## Halaman
◇ ◇ ◇ ◇

Cerita dari Kampungku (Episode 8): Dan Kembang Tai Ayam Pun Berguguran

oleh

Oleh : Fauzan Azima*

TENGKU Yusra Habib Abdul Ghani bakal merilis buku. Judulnya Bunga Renggali dari Gayo. Buku ini, kata si empu cerita, berisi kisah tokoh-tokoh pejuang Gayo yang mengharumkan negeri Malem Dewa ini. Sudah barang tentu isi buku itu mendokumentasikan takdir terpuji para tokoh yang menjadi jiwa perjuangan negeri ini.

Sedikitnya sebelas nama tokoh bakal mengisi buku itu. Di antara mereka adalah Tengku Ilyas Leubee, Aman Dimot, Aman Nyerang, dan Tengku Saleh Adri. Mereka adalah orang-orang yang berjuang untuk menyejahterakan negeri yang mereka sayangi dan orang-orang yang menetap di dalamnya. Perjuangan mereka jauh dari kepentingan atau untuk keuntungan.

Perjuangan model itu, seperti yang ditunjukkan nama-nama di atas, mewariskan karakter dan keteladanan tentang bagaimana perjuangan itu dilakukan. Mereka memberikan apa-apa yang mereka bisa untuk disumbangkan pada negeri.

Meski memiliki kesempatan untuk mendapatkan keuntungan dari “perjuangan” itu, sikap dan tindakan mereka jauh dari perbuatan menumpuk kekayaan untuk keluarga dan kroni-kroni. Jauh juga dari hegemoni nepotisme. Mereka berpikir jauh ke depan; untuk menciptakan generasi emas bagi Gayo.

Syahdan, Tengku Ilyas Leubee bersama Hasan Gayo membawa puluhan pemuda ke Jakarta. Mereka memfasilitasi anak-anak muda itu menjadi orang-orang berpengaruh di Ibu Kota Indonesia itu.

Di antara pemuda itu adalah Khairul Bahri. Seorang seniman. Khairul Bahri juga dikenal karena menerjemahkan buku Pinokio dari bahasa Italia ke bahasa Indonesia. Sosok ini juga menciptakan lambang Panca Cita yang bisa kita lihat di setiap seragam pegawai negeri Pemerintah Aceh. Ada juga nama AK Yakobi. Dia merupakan pendiri Koran Pikiran Rakyat yang berpusat di Bandung, Jawa Barat. Dia juga menulis buku Aceh Daerah Modal.

◇ ◇ ◇ ◇

## Data Mentah
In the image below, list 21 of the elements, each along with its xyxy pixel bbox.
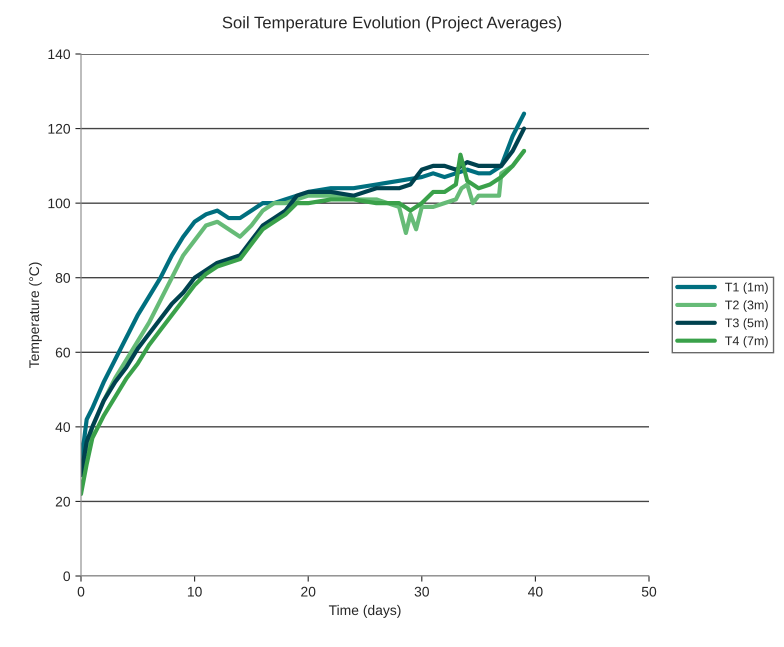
y-axis-title: Temperature (°C) bbox=[28, 262, 42, 368]
y-tick-label: 0 bbox=[63, 571, 70, 582]
chart-title: Soil Temperature Evolution (Project Averages) bbox=[222, 16, 562, 32]
y-tick-label: 120 bbox=[48, 124, 70, 134]
y-tick-label: 60 bbox=[56, 348, 70, 358]
y-tick-label: 80 bbox=[56, 273, 70, 283]
x-tick-label: 20 bbox=[301, 586, 316, 597]
legend-label: T3 (5m) bbox=[725, 318, 768, 330]
legend-label: T2 (3m) bbox=[725, 300, 768, 312]
x-tick-label: 0 bbox=[78, 586, 84, 597]
y-tick-label: 100 bbox=[48, 198, 70, 208]
legend-label: T1 (1m) bbox=[725, 282, 768, 294]
legend-label: T4 (7m) bbox=[725, 336, 768, 348]
y-tick-label: 20 bbox=[56, 496, 70, 507]
x-tick-label: 40 bbox=[528, 586, 543, 597]
y-tick-label: 140 bbox=[48, 49, 70, 60]
x-tick-label: 50 bbox=[642, 586, 656, 597]
x-tick-label: 30 bbox=[414, 586, 429, 597]
y-tick-label: 40 bbox=[55, 422, 70, 432]
x-axis-title: Time (days) bbox=[328, 604, 401, 618]
x-tick-label: 10 bbox=[188, 586, 202, 597]
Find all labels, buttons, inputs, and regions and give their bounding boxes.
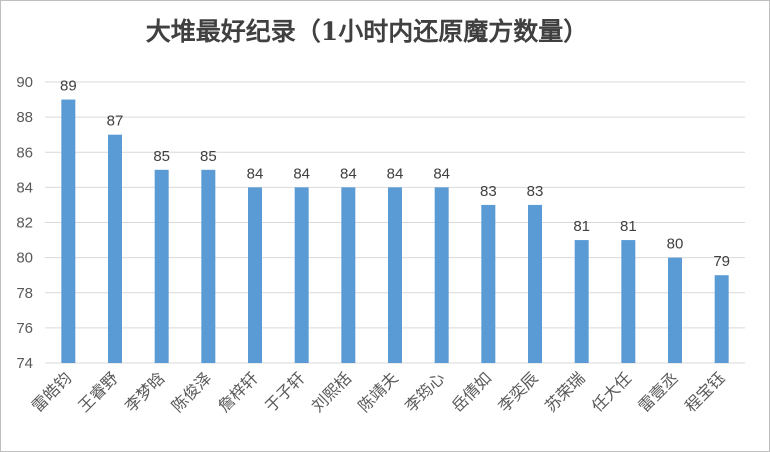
category-label: 王睿野 — [74, 368, 121, 415]
bar — [434, 187, 449, 363]
data-label: 84 — [340, 165, 357, 182]
y-tick-label: 90 — [16, 74, 33, 91]
data-label: 81 — [620, 218, 637, 235]
y-tick-label: 80 — [16, 250, 33, 267]
data-label: 85 — [200, 148, 217, 165]
category-label: 陈靖夫 — [354, 368, 401, 415]
data-label: 87 — [107, 113, 124, 130]
y-tick-label: 74 — [16, 355, 33, 372]
category-label: 任大任 — [588, 368, 635, 415]
data-label: 84 — [293, 165, 310, 182]
bar — [668, 257, 682, 363]
y-axis: 74 76 78 80 82 84 86 88 90 — [16, 74, 33, 372]
category-label: 詹梓轩 — [214, 368, 261, 415]
bar — [714, 275, 729, 363]
bar — [341, 187, 356, 363]
data-label: 79 — [713, 253, 730, 270]
category-label: 李梦晗 — [121, 368, 168, 415]
bar — [574, 240, 589, 363]
y-tick-label: 78 — [16, 285, 33, 302]
category-label: 陈俊泽 — [168, 368, 215, 415]
data-label: 84 — [433, 165, 450, 182]
data-label: 89 — [60, 78, 77, 95]
category-label: 苏荣瑞 — [541, 368, 588, 415]
y-tick-label: 84 — [16, 179, 33, 196]
data-label: 81 — [573, 218, 590, 235]
y-tick-label: 86 — [16, 144, 33, 161]
chart-title: 大堆最好纪录（1小时内还原魔方数量） — [146, 17, 588, 46]
category-label: 刘熙栝 — [308, 368, 355, 415]
category-label: 李奕辰 — [494, 368, 541, 415]
y-tick-label: 88 — [16, 109, 33, 126]
category-label: 李筠心 — [401, 368, 448, 415]
bar — [108, 134, 122, 363]
bar — [248, 187, 262, 363]
bar — [528, 204, 542, 363]
bar — [154, 169, 169, 363]
bar — [201, 169, 216, 363]
data-label: 84 — [247, 165, 264, 182]
category-label: 岳倩如 — [448, 368, 495, 415]
data-label: 84 — [387, 165, 404, 182]
x-axis: 雷皓钧 王睿野 李梦晗 陈俊泽 詹梓轩 于子轩 刘熙栝 陈靖夫 李筠心 岳倩如 李奕辰 苏荣瑞 任大任雷… — [28, 368, 729, 415]
data-labels: 89 87 85 85 84 84 84 84 84 83 83 81 81 80 79 — [60, 78, 730, 271]
category-label: 程宝钰 — [681, 368, 728, 415]
data-label: 85 — [153, 148, 170, 165]
bar — [61, 99, 76, 363]
data-label: 83 — [527, 183, 544, 200]
bar — [388, 187, 402, 363]
y-tick-label: 76 — [16, 320, 33, 337]
bar — [481, 204, 496, 363]
data-label: 80 — [667, 236, 684, 253]
category-label: 雷壹丞 — [634, 368, 681, 415]
category-label: 于子轩 — [261, 368, 308, 415]
y-tick-label: 82 — [16, 215, 33, 232]
bar — [621, 240, 636, 363]
bar — [294, 187, 309, 363]
category-label: 雷皓钧 — [28, 368, 75, 415]
data-label: 83 — [480, 183, 497, 200]
bars — [61, 99, 729, 363]
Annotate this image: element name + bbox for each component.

◇ ◇ ◇ ◇

## Tugas yang Diberikan A
Jawablah pertanyaan berikut berdasarkan tulisan tentang buku Bunga Renggali dari Gayo.
(i) Siapa yang bakal merilis buku tersebut?
(ii) Dari bahasa apa Khairul Bahri menerjemahkan buku Pinokio?
(iii) Di kota mana Koran Pikiran Rakyat berpusat?
## Tugas yang Diberikan B
Sebutkan semua nama tokoh yang menurut tulisan tentang buku Bunga Renggali dari Gayo termasuk di antara tokoh yang bakal mengisi buku itu.
## Tugas yang Diberikan C
Lanjutkan tulisan tentang tokoh-tokoh pejuang Gayo ini, dimulai setelah kalimat terakhirnya.

## Jawaban Benar A
(i) Tengku Yusra Habib Abdul Ghani
(ii) Bahasa Italia
(iii) Bandung, Jawa Barat

## Jawaban Benar B
Tengku Ilyas Leubee, Aman Dimot, Aman Nyerang, dan Tengku Saleh Adri.

## Jawaban Benar C
Pada 1970-an sampai dengan awal 1990-an, masih banyak orang Gayo di Jakarta yang bekerja sebagai birokrat. Tetapi setelah 2000, sampai saat ini, hal seperti itu jarang terdengar. Tak ada kaderisasi.

Bahkan di antara orang Gayo sendiri saling membunuh karakter, baik “di dalam negeri” sendiri, maupun di tanah rantau. Yang muncul sepeninggalan nama-nama itu adalah semangat permusuhan alih-alih persatuan.

Generasi berikut yang lahir seperti tidak menyisakan apapun seperti yang dilakukan oleh para tetua dahulu. Mereka jauh dari perumpamaan Bunge Renggali. Bunga yang jika dicampur dengan dilem babi dan tanoh dah (tanah liat) akan menjadi pembuang sial. Yang tinggal saat ini adalah generasi Bunge Tai Kurik (bunga tai ayam). Seperti yang diwariskan oleh para pemimpin di Gayo. Dan bunga-bunga itupun bakal segera berguguran.

Kaderisasi urang Gayo jauh dari kata selesai. Semakin ke mari, yang muncul malah generasi yang rusak tersebab politik dan peperangan; iri hati dan egoisme. Padahal generasi setelah para pejuang Gayo itu seharusnya bersikap lebih cerdas untuk memastikan perjuangan berikutnya merupakan upaya untuk kembali pada khittah, seperti saat para tetua dulu melawan penjajah Belanda.

Tentu tidak mudah untuk mengembalikan semangat kebersamaan dan persaudaraan Gayo itu. Apalagi pemimpin yang ada hanya meninggalkan time rebek (ember pecah). Selama memimpin, dia seharusnya berupaya untuk memperkuat persatuan masyarakat. Tapi dia malah merunyamkan setiap hal.

Entah apa yang ada di kepala pemimpin kami itu. Hampir tidak ada kewibawaan yang muncul, buah dari sikap arif dan kebijaksanaannya. Pemimpin kami malah bersikap seperti anak-anak yang tidak mendapatkan pendidikan yang benar dari orang tua. Semua orang di kampung kami memahami hal ini. Tak ada rasa malu. Bahkan rekaman soal kebutuhan uang dan persenan dari setiap proyek yang dikendalikannya tersebar di media massa. Persis anak-anak.

Terkadang saya jengah mendengarkan orang-orang berkata miring tentang pemimpin di kampung kami. “Pemimpin itu tidak dilihat dari bajunya. Bahkan monyet di Enang-Enang pun kalau dipakaikan jas tetap monyet.”

Kata-kata itu sebenarnya cukup menjadi gambaran tentang perasaan masyarakat terhadap pemimpin kami. Tapi saya berharap masyarakat belajar dari pemimpin kami tentang pentingnya harga persatuan untuk sama-sama membangun negeri.

Tengku Ali Husni atau populer dengan panggilan Tengku Kali Tama Kebayakan pernah bertanya kepada saya, “maukah kamu saya beri tahu bagaimana wibawa Tengku Leube?”

Saya mengangguk.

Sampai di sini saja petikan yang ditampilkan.